Data items:
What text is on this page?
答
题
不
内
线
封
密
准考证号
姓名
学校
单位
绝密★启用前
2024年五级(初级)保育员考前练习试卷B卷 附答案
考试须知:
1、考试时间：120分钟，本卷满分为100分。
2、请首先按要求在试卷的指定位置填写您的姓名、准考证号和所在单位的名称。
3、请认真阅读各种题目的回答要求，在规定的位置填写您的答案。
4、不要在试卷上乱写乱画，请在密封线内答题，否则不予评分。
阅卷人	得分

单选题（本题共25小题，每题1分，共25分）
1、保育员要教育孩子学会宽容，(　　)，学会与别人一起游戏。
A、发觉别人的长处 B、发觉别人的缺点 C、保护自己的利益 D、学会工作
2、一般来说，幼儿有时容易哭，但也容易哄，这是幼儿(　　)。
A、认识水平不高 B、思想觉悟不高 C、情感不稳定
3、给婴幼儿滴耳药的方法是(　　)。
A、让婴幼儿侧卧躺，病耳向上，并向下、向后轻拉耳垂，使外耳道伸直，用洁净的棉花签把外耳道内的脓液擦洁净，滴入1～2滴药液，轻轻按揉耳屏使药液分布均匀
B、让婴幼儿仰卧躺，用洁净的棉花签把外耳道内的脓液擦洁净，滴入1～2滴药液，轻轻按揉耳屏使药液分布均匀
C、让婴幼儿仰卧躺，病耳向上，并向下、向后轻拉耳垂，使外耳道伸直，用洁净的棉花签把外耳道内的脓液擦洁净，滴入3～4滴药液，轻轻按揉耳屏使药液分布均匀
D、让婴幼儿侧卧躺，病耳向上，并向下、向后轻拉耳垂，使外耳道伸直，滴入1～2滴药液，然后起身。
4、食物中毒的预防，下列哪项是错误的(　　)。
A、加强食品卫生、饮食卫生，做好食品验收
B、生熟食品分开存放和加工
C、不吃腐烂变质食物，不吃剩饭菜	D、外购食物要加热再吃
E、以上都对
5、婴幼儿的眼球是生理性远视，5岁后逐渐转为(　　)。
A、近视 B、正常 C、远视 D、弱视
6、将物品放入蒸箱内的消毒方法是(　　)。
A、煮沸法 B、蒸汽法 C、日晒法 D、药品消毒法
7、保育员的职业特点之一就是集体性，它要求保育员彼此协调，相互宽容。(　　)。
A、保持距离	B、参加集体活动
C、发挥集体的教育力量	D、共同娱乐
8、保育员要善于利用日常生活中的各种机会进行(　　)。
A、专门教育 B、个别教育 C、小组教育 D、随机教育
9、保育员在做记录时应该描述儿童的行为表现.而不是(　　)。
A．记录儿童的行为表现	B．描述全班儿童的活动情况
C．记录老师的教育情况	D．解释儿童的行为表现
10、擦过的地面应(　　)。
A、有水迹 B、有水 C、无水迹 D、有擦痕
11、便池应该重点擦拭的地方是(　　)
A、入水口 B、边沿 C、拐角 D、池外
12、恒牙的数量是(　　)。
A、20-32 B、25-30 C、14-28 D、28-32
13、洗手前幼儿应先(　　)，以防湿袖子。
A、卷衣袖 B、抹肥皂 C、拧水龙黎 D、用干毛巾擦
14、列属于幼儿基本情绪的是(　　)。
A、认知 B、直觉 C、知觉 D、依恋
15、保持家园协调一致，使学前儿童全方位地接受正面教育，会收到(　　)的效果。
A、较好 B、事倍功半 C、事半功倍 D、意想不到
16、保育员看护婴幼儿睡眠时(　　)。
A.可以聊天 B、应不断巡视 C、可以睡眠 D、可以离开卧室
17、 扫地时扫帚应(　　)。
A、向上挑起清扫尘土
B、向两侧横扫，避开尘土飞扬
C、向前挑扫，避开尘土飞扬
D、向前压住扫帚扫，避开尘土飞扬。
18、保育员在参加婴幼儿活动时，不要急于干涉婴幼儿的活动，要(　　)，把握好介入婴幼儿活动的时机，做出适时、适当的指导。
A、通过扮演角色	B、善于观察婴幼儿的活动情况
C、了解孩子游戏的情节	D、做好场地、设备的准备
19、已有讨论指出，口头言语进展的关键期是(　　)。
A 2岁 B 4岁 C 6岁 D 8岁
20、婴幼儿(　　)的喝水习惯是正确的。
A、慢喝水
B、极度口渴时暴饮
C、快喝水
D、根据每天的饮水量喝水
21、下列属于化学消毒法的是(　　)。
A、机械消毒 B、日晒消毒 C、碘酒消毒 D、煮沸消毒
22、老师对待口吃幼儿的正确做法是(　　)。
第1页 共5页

> STATED GOAL
From the preceding material, extract every line exactly.

> EXERCISE OUTPUT
What text is on this page?
答
题
不
内
线
封
密
准考证号
姓名
学校
单位
绝密★启用前
2024年五级(初级)保育员考前练习试卷B卷 附答案
考试须知:
1、考试时间：120分钟，本卷满分为100分。
2、请首先按要求在试卷的指定位置填写您的姓名、准考证号和所在单位的名称。
3、请认真阅读各种题目的回答要求，在规定的位置填写您的答案。
4、不要在试卷上乱写乱画，请在密封线内答题，否则不予评分。
阅卷人	得分

单选题（本题共25小题，每题1分，共25分）
1、保育员要教育孩子学会宽容，(　　)，学会与别人一起游戏。
A、发觉别人的长处 B、发觉别人的缺点 C、保护自己的利益 D、学会工作
2、一般来说，幼儿有时容易哭，但也容易哄，这是幼儿(　　)。
A、认识水平不高 B、思想觉悟不高 C、情感不稳定
3、给婴幼儿滴耳药的方法是(　　)。
A、让婴幼儿侧卧躺，病耳向上，并向下、向后轻拉耳垂，使外耳道伸直，用洁净的棉花签把外耳道内的脓液擦洁净，滴入1～2滴药液，轻轻按揉耳屏使药液分布均匀
B、让婴幼儿仰卧躺，用洁净的棉花签把外耳道内的脓液擦洁净，滴入1～2滴药液，轻轻按揉耳屏使药液分布均匀
C、让婴幼儿仰卧躺，病耳向上，并向下、向后轻拉耳垂，使外耳道伸直，用洁净的棉花签把外耳道内的脓液擦洁净，滴入3～4滴药液，轻轻按揉耳屏使药液分布均匀
D、让婴幼儿侧卧躺，病耳向上，并向下、向后轻拉耳垂，使外耳道伸直，滴入1～2滴药液，然后起身。
4、食物中毒的预防，下列哪项是错误的(　　)。
A、加强食品卫生、饮食卫生，做好食品验收
B、生熟食品分开存放和加工
C、不吃腐烂变质食物，不吃剩饭菜	D、外购食物要加热再吃
E、以上都对
5、婴幼儿的眼球是生理性远视，5岁后逐渐转为(　　)。
A、近视 B、正常 C、远视 D、弱视
6、将物品放入蒸箱内的消毒方法是(　　)。
A、煮沸法 B、蒸汽法 C、日晒法 D、药品消毒法
7、保育员的职业特点之一就是集体性，它要求保育员彼此协调，相互宽容。(　　)。
A、保持距离	B、参加集体活动
C、发挥集体的教育力量	D、共同娱乐
8、保育员要善于利用日常生活中的各种机会进行(　　)。
A、专门教育 B、个别教育 C、小组教育 D、随机教育
9、保育员在做记录时应该描述儿童的行为表现.而不是(　　)。
A．记录儿童的行为表现	B．描述全班儿童的活动情况
C．记录老师的教育情况	D．解释儿童的行为表现
10、擦过的地面应(　　)。
A、有水迹 B、有水 C、无水迹 D、有擦痕
11、便池应该重点擦拭的地方是(　　)
A、入水口 B、边沿 C、拐角 D、池外
12、恒牙的数量是(　　)。
A、20-32 B、25-30 C、14-28 D、28-32
13、洗手前幼儿应先(　　)，以防湿袖子。
A、卷衣袖 B、抹肥皂 C、拧水龙黎 D、用干毛巾擦
14、列属于幼儿基本情绪的是(　　)。
A、认知 B、直觉 C、知觉 D、依恋
15、保持家园协调一致，使学前儿童全方位地接受正面教育，会收到(　　)的效果。
A、较好 B、事倍功半 C、事半功倍 D、意想不到
16、保育员看护婴幼儿睡眠时(　　)。
A.可以聊天 B、应不断巡视 C、可以睡眠 D、可以离开卧室
17、 扫地时扫帚应(　　)。
A、向上挑起清扫尘土
B、向两侧横扫，避开尘土飞扬
C、向前挑扫，避开尘土飞扬
D、向前压住扫帚扫，避开尘土飞扬。
18、保育员在参加婴幼儿活动时，不要急于干涉婴幼儿的活动，要(　　)，把握好介入婴幼儿活动的时机，做出适时、适当的指导。
A、通过扮演角色	B、善于观察婴幼儿的活动情况
C、了解孩子游戏的情节	D、做好场地、设备的准备
19、已有讨论指出，口头言语进展的关键期是(　　)。
A 2岁 B 4岁 C 6岁 D 8岁
20、婴幼儿(　　)的喝水习惯是正确的。
A、慢喝水
B、极度口渴时暴饮
C、快喝水
D、根据每天的饮水量喝水
21、下列属于化学消毒法的是(　　)。
A、机械消毒 B、日晒消毒 C、碘酒消毒 D、煮沸消毒
22、老师对待口吃幼儿的正确做法是(　　)。
第1页 共5页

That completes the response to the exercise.